##### Data provided
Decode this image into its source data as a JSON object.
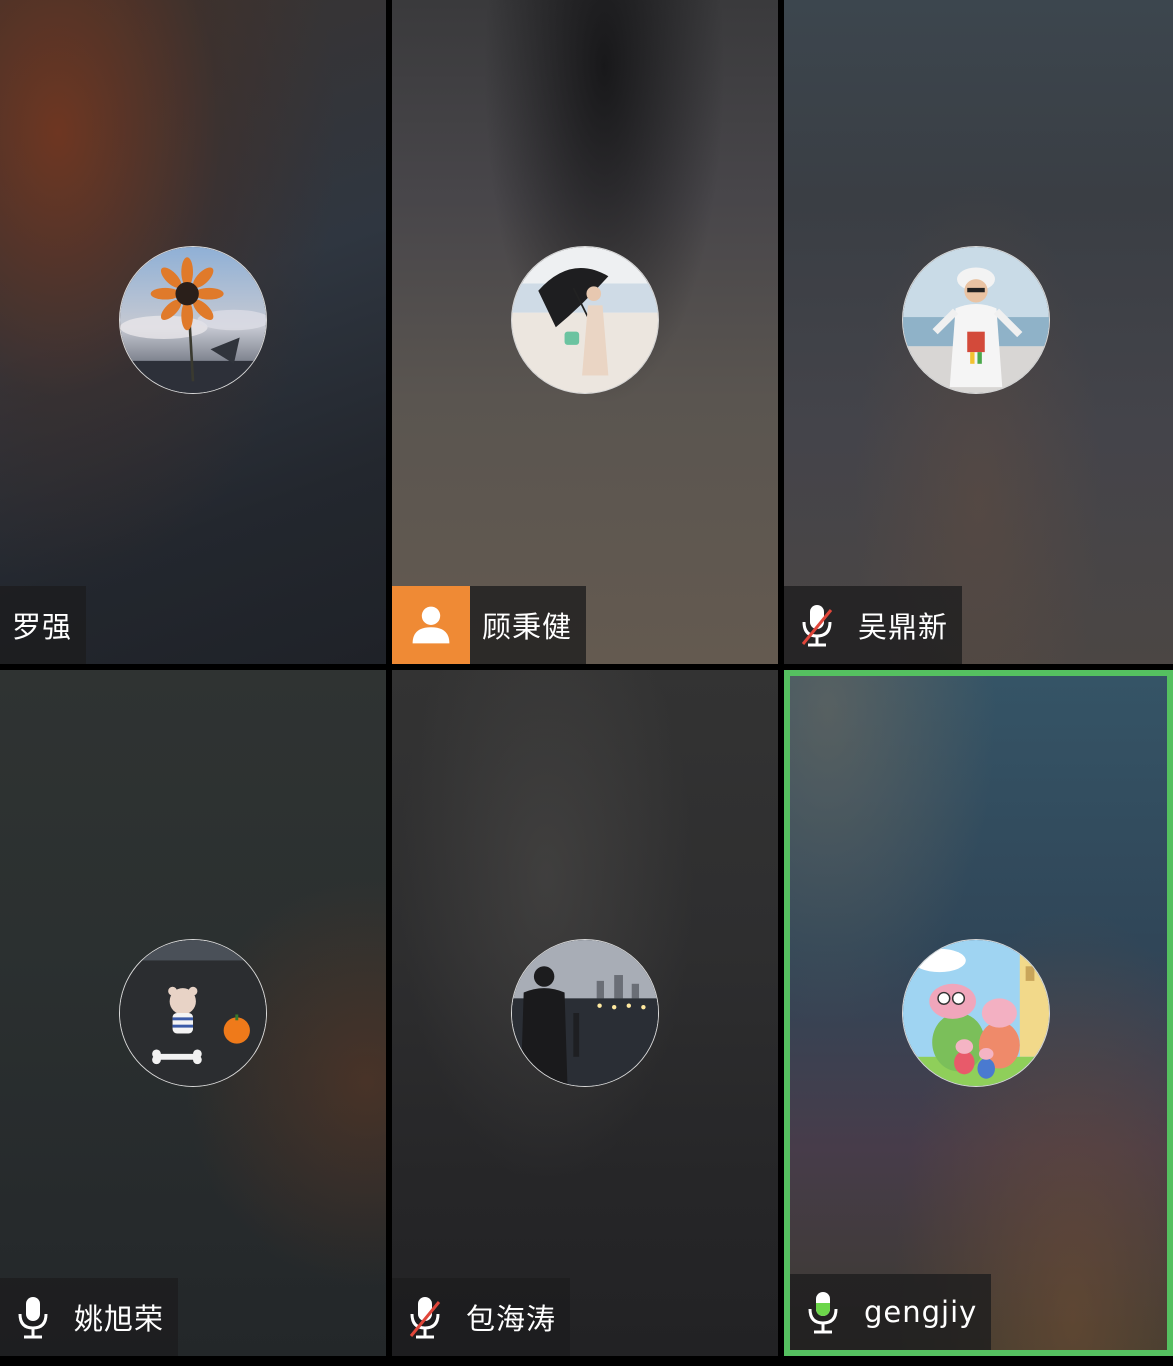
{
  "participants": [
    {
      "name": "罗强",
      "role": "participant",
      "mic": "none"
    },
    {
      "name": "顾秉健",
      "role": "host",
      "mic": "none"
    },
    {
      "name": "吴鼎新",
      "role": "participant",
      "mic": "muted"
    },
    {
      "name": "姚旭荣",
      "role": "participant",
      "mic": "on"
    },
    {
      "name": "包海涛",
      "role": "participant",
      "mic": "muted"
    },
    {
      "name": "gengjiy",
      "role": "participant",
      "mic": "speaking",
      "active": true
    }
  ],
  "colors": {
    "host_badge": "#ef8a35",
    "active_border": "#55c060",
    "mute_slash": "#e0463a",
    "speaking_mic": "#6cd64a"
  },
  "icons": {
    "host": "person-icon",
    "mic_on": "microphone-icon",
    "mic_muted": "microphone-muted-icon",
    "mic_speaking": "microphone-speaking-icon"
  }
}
##########
Your job is to transcribe the entries above exactly; skip the pictures.

Decode this image into its source data as a JSON object.
{
  "participants": [
    {
      "name": "罗强",
      "role": "participant",
      "mic": "none"
    },
    {
      "name": "顾秉健",
      "role": "host",
      "mic": "none"
    },
    {
      "name": "吴鼎新",
      "role": "participant",
      "mic": "muted"
    },
    {
      "name": "姚旭荣",
      "role": "participant",
      "mic": "on"
    },
    {
      "name": "包海涛",
      "role": "participant",
      "mic": "muted"
    },
    {
      "name": "gengjiy",
      "role": "participant",
      "mic": "speaking",
      "active": true
    }
  ],
  "colors": {
    "host_badge": "#ef8a35",
    "active_border": "#55c060",
    "mute_slash": "#e0463a",
    "speaking_mic": "#6cd64a"
  },
  "icons": {
    "host": "person-icon",
    "mic_on": "microphone-icon",
    "mic_muted": "microphone-muted-icon",
    "mic_speaking": "microphone-speaking-icon"
  }
}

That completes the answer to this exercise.